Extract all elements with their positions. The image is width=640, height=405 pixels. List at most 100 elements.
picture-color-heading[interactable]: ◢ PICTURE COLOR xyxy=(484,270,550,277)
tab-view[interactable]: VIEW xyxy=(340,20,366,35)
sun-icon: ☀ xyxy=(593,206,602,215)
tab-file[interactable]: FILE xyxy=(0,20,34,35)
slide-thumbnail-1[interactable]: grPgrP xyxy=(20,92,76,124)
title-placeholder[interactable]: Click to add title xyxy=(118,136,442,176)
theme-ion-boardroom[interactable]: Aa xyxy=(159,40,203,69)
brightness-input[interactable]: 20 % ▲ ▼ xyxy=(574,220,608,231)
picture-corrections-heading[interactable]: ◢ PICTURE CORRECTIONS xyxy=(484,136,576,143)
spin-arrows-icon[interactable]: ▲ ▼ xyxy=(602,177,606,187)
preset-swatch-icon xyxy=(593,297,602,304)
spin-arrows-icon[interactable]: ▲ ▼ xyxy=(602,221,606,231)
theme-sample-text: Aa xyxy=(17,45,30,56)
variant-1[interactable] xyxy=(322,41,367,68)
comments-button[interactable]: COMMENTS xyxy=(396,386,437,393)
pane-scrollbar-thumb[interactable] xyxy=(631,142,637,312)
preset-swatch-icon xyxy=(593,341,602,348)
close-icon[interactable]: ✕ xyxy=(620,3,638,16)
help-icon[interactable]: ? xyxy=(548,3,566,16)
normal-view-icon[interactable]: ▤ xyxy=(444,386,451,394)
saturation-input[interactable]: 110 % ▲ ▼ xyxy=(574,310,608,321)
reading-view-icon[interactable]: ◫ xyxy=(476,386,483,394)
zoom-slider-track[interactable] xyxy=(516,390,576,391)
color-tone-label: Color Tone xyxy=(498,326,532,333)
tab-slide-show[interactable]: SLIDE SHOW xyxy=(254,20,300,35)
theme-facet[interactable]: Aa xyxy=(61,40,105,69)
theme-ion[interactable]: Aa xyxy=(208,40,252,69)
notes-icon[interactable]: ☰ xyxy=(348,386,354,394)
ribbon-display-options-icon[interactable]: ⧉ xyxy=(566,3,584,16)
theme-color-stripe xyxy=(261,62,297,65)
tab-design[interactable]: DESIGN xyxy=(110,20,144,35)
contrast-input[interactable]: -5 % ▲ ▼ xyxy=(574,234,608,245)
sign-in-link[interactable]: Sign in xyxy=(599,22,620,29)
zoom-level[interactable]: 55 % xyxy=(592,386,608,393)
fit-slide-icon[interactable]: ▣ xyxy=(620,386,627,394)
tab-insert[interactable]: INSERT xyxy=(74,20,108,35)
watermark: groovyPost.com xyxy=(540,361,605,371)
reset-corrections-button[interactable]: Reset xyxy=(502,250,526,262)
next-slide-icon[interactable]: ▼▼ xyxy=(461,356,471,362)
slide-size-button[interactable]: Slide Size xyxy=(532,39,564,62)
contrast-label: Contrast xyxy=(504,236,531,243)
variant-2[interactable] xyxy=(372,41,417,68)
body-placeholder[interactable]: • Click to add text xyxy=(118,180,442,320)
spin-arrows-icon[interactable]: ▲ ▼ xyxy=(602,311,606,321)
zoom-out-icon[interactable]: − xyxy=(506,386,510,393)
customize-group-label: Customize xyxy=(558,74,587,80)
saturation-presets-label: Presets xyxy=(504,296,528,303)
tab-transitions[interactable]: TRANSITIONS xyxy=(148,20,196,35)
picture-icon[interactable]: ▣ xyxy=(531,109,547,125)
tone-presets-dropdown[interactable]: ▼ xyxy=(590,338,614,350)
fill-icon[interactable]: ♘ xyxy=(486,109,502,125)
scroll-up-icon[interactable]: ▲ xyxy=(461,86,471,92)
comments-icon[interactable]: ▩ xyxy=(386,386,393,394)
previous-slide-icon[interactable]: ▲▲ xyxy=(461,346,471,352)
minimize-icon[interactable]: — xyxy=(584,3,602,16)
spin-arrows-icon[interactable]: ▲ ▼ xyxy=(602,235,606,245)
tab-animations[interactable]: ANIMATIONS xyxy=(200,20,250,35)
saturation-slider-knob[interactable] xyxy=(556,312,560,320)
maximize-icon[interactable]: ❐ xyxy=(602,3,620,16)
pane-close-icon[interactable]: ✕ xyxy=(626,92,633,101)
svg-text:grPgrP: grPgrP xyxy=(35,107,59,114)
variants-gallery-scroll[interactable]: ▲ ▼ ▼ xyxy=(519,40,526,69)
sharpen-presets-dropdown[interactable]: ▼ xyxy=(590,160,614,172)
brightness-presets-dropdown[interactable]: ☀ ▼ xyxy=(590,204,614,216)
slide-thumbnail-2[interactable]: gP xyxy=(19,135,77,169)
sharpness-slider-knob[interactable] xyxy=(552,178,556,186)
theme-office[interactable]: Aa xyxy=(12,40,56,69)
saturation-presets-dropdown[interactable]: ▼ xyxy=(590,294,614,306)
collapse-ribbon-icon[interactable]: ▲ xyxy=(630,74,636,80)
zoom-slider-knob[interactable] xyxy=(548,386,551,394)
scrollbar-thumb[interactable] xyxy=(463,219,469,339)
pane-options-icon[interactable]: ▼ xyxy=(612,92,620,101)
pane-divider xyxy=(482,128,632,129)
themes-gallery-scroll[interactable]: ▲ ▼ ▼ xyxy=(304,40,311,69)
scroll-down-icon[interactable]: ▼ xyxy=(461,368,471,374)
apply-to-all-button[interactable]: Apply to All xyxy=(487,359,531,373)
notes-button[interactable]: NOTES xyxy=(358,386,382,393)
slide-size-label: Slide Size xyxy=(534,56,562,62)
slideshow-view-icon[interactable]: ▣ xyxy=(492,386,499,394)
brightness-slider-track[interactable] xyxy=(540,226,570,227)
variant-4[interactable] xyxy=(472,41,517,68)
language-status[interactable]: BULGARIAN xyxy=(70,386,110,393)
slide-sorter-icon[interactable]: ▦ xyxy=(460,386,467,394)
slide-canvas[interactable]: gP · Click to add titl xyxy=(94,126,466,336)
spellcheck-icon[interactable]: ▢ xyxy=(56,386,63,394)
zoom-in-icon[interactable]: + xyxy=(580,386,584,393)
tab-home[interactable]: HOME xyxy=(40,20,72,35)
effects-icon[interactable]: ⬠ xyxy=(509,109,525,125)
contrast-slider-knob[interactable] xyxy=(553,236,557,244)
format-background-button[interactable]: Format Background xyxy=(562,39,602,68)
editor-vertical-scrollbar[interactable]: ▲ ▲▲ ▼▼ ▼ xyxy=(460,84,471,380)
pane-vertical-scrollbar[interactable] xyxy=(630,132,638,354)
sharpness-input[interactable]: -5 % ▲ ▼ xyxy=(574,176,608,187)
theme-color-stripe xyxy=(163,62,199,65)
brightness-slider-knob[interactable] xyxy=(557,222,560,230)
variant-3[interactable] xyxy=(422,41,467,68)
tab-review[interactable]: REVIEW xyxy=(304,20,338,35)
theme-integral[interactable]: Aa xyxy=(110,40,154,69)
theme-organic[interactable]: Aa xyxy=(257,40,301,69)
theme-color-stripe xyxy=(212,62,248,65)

= = =

REQUIRED TASK
Present the lines from the first one through the line containing "preset-swatch-icon xyxy=(593,341,602,348)", both included, as a Markdown table with the columns Row and Line. Number each row and leave out any blank lines.

OUTPUT FOR THIS TASK
| Row | Line |
|---|---|
| 1 | Extract all elements with their positions. The image is width=640, height=405 pixels. List at most 100 elements. |
| 2 | picture-color-heading[interactable]: ◢ PICTURE COLOR xyxy=(484,270,550,277) |
| 3 | tab-view[interactable]: VIEW xyxy=(340,20,366,35) |
| 4 | sun-icon: ☀ xyxy=(593,206,602,215) |
| 5 | tab-file[interactable]: FILE xyxy=(0,20,34,35) |
| 6 | slide-thumbnail-1[interactable]: grPgrP xyxy=(20,92,76,124) |
| 7 | title-placeholder[interactable]: Click to add title xyxy=(118,136,442,176) |
| 8 | theme-ion-boardroom[interactable]: Aa xyxy=(159,40,203,69) |
| 9 | brightness-input[interactable]: 20 % ▲ ▼ xyxy=(574,220,608,231) |
| 10 | picture-corrections-heading[interactable]: ◢ PICTURE CORRECTIONS xyxy=(484,136,576,143) |
| 11 | spin-arrows-icon[interactable]: ▲ ▼ xyxy=(602,177,606,187) |
| 12 | preset-swatch-icon xyxy=(593,297,602,304) |
| 13 | spin-arrows-icon[interactable]: ▲ ▼ xyxy=(602,221,606,231) |
| 14 | theme-sample-text: Aa xyxy=(17,45,30,56) |
| 15 | variant-1[interactable] xyxy=(322,41,367,68) |
| 16 | comments-button[interactable]: COMMENTS xyxy=(396,386,437,393) |
| 17 | pane-scrollbar-thumb[interactable] xyxy=(631,142,637,312) |
| 18 | preset-swatch-icon xyxy=(593,341,602,348) |